» **Listing**:
+-------+
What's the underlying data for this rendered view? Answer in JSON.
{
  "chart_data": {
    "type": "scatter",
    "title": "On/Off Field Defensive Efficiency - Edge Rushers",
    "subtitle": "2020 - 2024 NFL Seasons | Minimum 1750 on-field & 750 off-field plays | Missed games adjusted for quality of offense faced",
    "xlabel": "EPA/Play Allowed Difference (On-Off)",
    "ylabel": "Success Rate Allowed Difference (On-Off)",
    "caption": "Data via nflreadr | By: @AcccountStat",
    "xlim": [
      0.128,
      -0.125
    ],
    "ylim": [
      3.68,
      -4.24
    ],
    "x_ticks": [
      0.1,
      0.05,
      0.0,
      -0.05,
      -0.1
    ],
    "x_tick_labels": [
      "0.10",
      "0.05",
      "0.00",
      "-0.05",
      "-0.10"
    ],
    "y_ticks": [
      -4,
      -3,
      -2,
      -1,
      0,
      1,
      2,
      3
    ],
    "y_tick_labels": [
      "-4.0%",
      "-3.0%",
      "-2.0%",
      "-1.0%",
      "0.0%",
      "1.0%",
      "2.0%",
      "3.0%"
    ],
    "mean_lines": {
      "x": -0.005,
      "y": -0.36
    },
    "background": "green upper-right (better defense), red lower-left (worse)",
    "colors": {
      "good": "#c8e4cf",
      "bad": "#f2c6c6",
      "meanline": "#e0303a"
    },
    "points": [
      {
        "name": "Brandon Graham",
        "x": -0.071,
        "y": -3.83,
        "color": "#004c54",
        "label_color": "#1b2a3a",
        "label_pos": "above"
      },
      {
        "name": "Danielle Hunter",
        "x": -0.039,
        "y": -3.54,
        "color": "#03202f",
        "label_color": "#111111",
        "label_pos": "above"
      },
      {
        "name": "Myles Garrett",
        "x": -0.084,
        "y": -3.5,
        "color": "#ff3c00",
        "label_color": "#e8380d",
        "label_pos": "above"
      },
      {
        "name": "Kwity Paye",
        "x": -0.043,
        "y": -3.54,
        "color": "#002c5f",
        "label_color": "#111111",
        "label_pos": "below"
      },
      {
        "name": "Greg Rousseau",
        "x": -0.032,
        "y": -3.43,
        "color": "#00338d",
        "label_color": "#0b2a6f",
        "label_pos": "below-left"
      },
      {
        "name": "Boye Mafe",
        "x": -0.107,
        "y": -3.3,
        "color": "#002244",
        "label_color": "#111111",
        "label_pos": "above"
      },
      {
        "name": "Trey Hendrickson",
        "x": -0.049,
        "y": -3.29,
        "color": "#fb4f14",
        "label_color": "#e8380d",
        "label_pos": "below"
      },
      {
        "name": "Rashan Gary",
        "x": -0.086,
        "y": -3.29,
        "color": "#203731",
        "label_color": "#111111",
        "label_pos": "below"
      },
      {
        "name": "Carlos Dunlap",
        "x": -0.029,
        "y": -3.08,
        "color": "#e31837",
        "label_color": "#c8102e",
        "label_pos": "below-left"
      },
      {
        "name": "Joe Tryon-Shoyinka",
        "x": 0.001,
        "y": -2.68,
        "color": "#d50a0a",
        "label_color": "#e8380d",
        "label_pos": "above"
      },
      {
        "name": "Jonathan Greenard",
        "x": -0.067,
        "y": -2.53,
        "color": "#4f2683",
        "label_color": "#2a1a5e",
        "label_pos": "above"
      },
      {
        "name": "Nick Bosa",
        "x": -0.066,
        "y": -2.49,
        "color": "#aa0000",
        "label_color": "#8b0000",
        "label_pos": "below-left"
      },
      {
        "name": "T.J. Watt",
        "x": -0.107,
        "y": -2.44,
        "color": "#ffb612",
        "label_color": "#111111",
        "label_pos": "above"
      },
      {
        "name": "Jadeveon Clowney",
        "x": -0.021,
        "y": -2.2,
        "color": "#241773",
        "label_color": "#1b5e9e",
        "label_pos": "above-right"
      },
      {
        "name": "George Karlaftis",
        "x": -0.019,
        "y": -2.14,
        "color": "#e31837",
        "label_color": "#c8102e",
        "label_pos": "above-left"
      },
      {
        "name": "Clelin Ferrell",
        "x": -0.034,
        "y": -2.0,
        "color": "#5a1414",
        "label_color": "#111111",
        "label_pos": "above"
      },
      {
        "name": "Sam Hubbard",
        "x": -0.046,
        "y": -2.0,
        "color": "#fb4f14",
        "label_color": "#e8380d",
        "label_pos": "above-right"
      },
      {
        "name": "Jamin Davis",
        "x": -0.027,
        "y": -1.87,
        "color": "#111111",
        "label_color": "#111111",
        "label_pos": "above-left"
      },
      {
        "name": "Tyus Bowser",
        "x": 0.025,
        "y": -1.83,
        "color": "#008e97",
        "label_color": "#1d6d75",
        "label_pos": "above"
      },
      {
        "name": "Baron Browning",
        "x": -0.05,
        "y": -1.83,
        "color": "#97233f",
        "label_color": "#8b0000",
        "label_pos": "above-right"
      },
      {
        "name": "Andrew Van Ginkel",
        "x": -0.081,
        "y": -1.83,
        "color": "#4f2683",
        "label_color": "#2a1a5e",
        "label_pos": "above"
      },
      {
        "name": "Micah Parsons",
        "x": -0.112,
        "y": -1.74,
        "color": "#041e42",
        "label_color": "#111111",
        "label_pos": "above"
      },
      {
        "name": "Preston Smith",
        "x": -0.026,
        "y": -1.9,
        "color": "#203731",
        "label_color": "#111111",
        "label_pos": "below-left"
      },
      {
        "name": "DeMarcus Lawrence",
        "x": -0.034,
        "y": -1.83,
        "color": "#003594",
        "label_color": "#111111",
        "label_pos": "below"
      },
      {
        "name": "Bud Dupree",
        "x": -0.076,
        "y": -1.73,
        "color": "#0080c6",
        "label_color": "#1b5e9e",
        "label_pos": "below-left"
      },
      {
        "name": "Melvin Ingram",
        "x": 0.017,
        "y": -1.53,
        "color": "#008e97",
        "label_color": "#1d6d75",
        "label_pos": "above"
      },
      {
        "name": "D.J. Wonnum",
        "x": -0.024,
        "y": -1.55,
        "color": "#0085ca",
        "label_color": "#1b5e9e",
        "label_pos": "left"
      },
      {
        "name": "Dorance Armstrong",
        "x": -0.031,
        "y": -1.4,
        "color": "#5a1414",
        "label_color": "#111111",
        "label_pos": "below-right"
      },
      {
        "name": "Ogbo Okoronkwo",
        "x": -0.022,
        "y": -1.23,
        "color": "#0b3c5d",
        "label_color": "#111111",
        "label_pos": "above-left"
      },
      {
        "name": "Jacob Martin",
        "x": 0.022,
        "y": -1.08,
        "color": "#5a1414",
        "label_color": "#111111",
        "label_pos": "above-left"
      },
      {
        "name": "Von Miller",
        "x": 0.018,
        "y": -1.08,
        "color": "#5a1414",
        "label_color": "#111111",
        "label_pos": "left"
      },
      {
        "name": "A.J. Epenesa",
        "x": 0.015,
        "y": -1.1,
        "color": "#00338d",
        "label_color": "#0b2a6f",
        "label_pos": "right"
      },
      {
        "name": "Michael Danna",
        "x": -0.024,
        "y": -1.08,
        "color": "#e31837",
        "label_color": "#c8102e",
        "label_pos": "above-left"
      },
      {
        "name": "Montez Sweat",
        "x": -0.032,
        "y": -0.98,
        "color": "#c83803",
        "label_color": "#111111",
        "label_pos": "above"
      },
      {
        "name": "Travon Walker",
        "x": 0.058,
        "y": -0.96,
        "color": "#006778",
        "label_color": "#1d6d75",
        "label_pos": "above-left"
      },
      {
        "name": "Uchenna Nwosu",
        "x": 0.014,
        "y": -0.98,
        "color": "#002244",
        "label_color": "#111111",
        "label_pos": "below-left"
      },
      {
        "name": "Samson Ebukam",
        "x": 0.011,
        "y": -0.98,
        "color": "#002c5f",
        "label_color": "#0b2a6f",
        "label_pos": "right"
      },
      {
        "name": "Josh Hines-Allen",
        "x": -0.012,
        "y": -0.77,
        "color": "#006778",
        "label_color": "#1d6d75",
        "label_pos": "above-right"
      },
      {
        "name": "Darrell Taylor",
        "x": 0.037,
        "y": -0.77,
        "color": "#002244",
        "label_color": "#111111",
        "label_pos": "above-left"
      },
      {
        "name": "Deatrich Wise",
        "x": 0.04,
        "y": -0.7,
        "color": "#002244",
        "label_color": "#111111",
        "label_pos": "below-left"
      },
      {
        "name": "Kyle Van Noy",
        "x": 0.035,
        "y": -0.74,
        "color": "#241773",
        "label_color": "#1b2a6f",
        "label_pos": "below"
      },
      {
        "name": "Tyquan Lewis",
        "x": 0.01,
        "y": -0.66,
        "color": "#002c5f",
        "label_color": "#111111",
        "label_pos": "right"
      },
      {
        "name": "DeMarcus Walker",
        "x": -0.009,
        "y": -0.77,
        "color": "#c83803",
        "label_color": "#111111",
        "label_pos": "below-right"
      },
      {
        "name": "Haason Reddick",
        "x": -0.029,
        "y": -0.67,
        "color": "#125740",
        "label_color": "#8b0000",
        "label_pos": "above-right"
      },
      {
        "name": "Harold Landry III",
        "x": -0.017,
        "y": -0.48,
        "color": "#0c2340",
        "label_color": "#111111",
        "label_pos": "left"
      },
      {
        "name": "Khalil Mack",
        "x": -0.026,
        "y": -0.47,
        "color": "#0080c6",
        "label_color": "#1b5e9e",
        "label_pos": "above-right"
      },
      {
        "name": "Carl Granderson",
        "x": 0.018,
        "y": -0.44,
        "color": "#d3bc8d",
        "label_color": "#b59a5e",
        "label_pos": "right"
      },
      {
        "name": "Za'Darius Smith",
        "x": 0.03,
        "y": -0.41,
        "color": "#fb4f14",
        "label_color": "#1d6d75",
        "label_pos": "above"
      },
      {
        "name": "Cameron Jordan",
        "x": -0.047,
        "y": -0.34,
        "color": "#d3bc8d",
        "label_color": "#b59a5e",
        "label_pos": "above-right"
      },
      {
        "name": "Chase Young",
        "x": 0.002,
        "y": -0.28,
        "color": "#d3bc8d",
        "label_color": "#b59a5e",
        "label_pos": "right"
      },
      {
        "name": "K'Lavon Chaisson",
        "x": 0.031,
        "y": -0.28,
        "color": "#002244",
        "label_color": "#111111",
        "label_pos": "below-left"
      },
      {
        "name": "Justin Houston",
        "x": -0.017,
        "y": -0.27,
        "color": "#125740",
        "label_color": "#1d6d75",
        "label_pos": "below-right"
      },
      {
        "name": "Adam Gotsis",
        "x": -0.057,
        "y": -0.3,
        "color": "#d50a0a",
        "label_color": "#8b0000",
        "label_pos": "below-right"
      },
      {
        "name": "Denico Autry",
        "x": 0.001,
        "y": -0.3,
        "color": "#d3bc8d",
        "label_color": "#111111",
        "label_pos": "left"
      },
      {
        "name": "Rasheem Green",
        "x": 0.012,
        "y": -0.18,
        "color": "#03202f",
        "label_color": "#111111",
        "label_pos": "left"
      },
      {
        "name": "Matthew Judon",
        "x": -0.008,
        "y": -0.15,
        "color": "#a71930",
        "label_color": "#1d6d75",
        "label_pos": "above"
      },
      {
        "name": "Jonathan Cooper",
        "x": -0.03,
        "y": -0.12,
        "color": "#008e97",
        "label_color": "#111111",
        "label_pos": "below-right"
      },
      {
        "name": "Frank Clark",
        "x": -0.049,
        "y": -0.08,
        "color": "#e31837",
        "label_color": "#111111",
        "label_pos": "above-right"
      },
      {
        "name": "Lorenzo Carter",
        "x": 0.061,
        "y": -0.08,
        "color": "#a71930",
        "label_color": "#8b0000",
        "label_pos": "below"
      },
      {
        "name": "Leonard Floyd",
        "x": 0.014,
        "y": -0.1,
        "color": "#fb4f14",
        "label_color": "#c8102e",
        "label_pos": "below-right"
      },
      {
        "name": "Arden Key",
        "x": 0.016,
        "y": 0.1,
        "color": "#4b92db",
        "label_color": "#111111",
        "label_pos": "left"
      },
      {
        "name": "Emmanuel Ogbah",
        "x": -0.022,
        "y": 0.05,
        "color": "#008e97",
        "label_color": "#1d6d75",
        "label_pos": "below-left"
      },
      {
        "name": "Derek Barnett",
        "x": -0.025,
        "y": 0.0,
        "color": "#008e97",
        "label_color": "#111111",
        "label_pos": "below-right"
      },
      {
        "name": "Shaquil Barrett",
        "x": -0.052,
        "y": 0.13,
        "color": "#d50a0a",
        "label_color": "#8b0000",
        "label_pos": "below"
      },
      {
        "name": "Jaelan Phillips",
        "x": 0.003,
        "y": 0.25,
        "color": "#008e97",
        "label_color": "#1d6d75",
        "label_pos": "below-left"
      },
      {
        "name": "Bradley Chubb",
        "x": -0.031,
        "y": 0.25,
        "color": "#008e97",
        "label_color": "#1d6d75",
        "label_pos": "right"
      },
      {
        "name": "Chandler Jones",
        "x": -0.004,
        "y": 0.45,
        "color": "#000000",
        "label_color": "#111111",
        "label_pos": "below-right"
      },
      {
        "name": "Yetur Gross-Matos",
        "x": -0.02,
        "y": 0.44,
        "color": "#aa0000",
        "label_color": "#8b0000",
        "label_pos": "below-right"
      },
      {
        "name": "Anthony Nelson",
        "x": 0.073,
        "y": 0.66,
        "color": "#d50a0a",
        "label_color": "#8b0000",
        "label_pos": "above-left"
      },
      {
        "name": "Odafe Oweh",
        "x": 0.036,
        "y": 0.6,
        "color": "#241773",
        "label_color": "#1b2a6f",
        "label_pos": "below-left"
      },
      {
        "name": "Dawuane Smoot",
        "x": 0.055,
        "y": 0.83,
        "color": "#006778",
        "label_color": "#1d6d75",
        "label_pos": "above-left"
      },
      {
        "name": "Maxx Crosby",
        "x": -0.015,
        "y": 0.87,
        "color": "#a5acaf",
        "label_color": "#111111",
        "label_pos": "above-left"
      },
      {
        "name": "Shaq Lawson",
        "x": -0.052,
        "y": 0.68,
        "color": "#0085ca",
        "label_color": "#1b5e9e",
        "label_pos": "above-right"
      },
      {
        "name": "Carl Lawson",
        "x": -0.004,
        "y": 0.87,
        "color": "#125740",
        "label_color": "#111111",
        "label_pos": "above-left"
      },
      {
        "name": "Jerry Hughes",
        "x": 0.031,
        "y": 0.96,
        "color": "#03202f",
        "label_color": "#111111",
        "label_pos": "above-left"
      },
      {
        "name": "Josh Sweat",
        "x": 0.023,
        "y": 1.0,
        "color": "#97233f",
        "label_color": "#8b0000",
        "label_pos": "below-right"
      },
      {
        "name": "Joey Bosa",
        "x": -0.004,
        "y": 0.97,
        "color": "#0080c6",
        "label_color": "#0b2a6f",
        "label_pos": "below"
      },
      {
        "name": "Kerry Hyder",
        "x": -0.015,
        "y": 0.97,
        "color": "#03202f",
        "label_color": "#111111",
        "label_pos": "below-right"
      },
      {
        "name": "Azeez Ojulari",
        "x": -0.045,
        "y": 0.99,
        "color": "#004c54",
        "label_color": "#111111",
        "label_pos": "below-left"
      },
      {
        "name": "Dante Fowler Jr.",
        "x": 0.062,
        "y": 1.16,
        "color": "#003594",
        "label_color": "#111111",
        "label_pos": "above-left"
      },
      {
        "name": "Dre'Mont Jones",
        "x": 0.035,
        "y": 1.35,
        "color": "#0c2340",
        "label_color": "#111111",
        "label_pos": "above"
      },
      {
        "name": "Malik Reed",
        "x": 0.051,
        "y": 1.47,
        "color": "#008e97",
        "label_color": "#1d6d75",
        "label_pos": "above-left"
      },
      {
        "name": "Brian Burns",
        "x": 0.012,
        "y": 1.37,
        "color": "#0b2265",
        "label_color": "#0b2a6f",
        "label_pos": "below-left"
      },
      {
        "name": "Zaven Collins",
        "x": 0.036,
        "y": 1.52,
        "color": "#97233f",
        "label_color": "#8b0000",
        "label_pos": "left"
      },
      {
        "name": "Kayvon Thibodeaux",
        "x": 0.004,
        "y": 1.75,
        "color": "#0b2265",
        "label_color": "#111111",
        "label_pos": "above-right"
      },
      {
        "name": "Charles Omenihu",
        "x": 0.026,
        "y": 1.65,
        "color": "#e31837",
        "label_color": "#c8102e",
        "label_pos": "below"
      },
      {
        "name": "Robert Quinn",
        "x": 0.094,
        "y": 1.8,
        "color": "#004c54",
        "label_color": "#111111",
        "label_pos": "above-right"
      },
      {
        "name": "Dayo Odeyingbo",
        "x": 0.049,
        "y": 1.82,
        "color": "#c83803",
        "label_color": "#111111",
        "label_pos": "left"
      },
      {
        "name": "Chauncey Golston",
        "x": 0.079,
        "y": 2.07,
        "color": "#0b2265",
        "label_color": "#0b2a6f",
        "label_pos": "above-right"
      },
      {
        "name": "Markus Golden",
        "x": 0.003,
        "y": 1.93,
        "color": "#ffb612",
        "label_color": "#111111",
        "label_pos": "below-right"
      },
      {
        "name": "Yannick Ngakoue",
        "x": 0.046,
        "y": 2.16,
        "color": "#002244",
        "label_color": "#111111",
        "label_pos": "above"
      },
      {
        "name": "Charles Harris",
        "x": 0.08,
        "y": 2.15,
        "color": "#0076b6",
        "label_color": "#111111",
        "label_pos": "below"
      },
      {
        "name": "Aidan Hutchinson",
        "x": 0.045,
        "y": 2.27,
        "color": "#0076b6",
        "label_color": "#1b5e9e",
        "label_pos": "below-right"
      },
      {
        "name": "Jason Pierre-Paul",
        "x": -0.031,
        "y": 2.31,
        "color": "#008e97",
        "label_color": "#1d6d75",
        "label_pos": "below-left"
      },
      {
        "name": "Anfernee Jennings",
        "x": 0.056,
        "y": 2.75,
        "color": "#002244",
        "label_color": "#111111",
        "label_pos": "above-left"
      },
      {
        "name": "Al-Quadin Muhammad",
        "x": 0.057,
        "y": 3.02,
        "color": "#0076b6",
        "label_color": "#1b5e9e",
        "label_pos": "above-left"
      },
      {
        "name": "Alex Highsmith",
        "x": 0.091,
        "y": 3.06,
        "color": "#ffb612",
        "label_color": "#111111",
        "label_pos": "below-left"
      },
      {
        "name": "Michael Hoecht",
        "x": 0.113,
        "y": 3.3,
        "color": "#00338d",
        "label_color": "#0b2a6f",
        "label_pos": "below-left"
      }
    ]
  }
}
+-------+
» **Exercise aim**:
Each line of the material that holds the string "Josh" counts once; give the total alone.

» **Answer to this problem**:
2